• _EXCERPT PROVIDED_:
——

The two things that differentiate a good business hotel from a not-so-good one are connectivity and food

Breakfast is a very important meal for the business traveller. Photo: Getty Images (Getty Images)Premium
Breakfast is a very important meal for the business traveller. Photo: Getty Images
(Getty Images)

The easiest way of getting through life is to have rules of thumb for just about everything.

Take travel, for instance. Countless holidays in India have been spoilt because the holidayers forgot to ask their hotel two simple questions. One, do you give your hotel out for dealer conferences and company offsites, and two, do you give your hotel out for weddings? If the answer to either question is yes, the holidayers should simply pick another hotel. And ask the same questions again.

This is a rule I refined nearly a decade after an unfortunate encounter with some PepsiCo marketing executives whom I ran into while I was holidaying in the forests of Uttarakhand. They were nice guys, not very different from some of the marketing executives at the media company for which I work now (heck, some of them may be the same guys), but they were on an offsite training programme, and one of their team-building exercises prominently featured dancers from Rae Bareli (I kid you not).

——

• _DATA SECTION_:
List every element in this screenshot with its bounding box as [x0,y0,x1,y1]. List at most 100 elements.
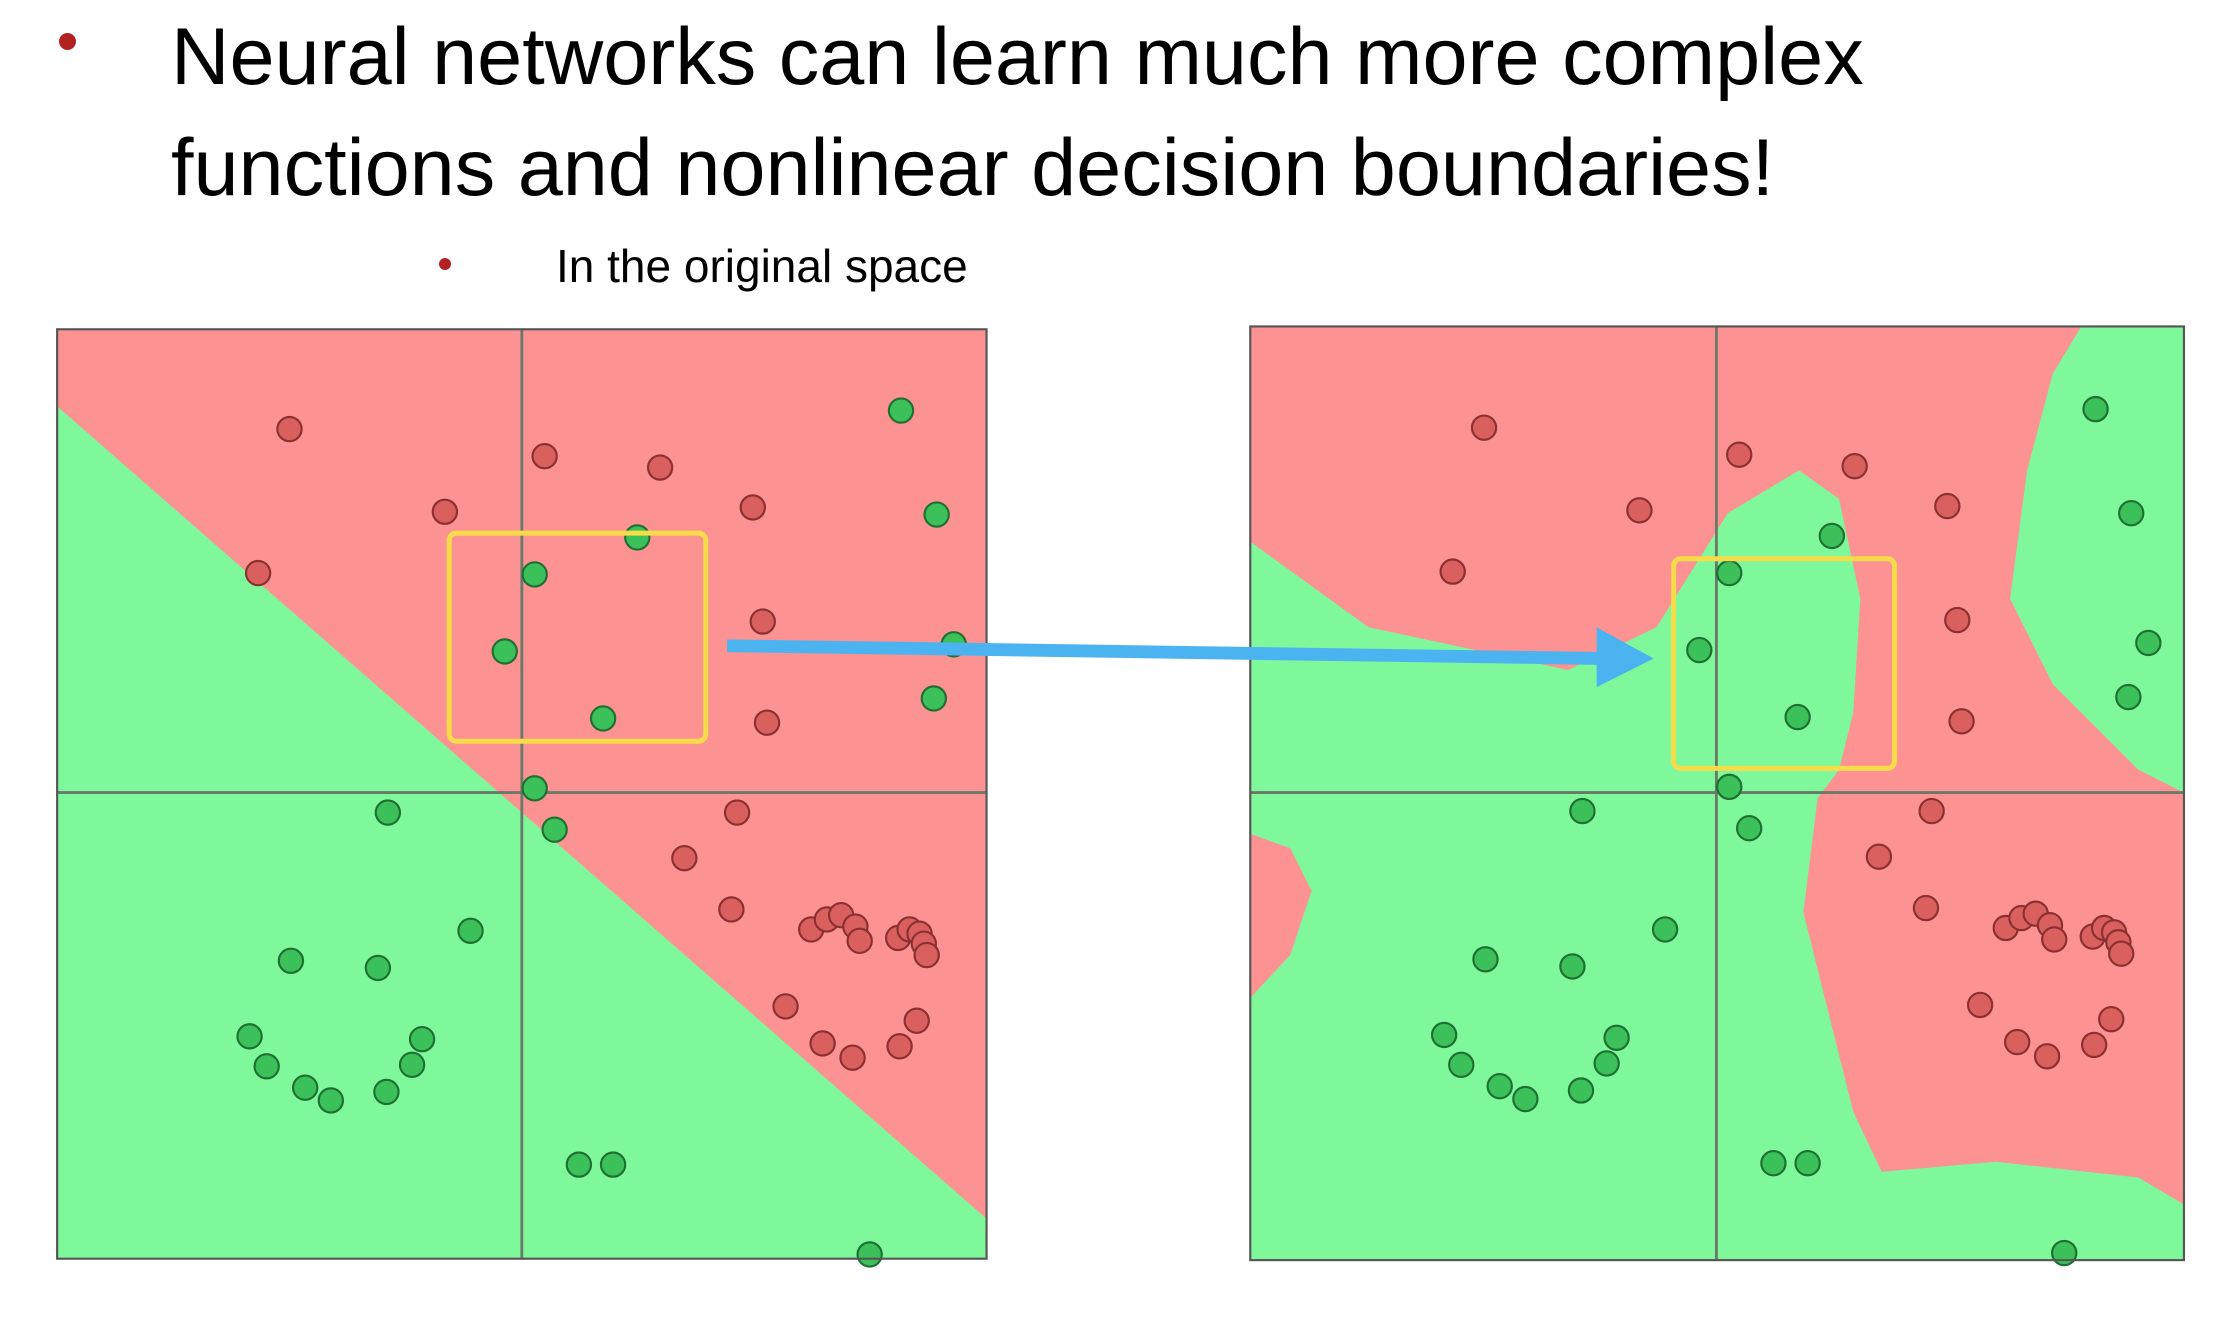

——

• _SET OF TASKS_:
**a)** Decide whether each statement agrees with the excerpt on business hotels. For each, answer yes or no and quote the words of the excerpt that settle it.
(i) Connectivity and food are named as the two things that set a good business hotel apart from a not-so-good one.
(ii) The writer met the PepsiCo marketing executives while holidaying in the forests of Kerala.
(iii) One of the two questions holidayers should ask is whether the hotel is given out for weddings.
**b)** Retype the part of the excerpt on business hotels that opens with the words containing "The two things" and closes with "same questions again.".

• _EXPECTED OUTPUTS_:
**a)**
(i) Yes: "The two things that differentiate a good business hotel from a not-so-good one are connectivity and food"
(ii) No: "while I was holidaying in the forests of Uttarakhand"
(iii) Yes: "do you give your hotel out for weddings?"

**b)**
The two things that differentiate a good business hotel from a not-so-good one are connectivity and food

Breakfast is a very important meal for the business traveller. Photo: Getty Images (Getty Images)Premium
Breakfast is a very important meal for the business traveller. Photo: Getty Images
(Getty Images)

The easiest way of getting through life is to have rules of thumb for just about everything.

Take travel, for instance. Countless holidays in India have been spoilt because the holidayers forgot to ask their hotel two simple questions. One, do you give your hotel out for dealer conferences and company offsites, and two, do you give your hotel out for weddings? If the answer to either question is yes, the holidayers should simply pick another hotel. And ask the same questions again.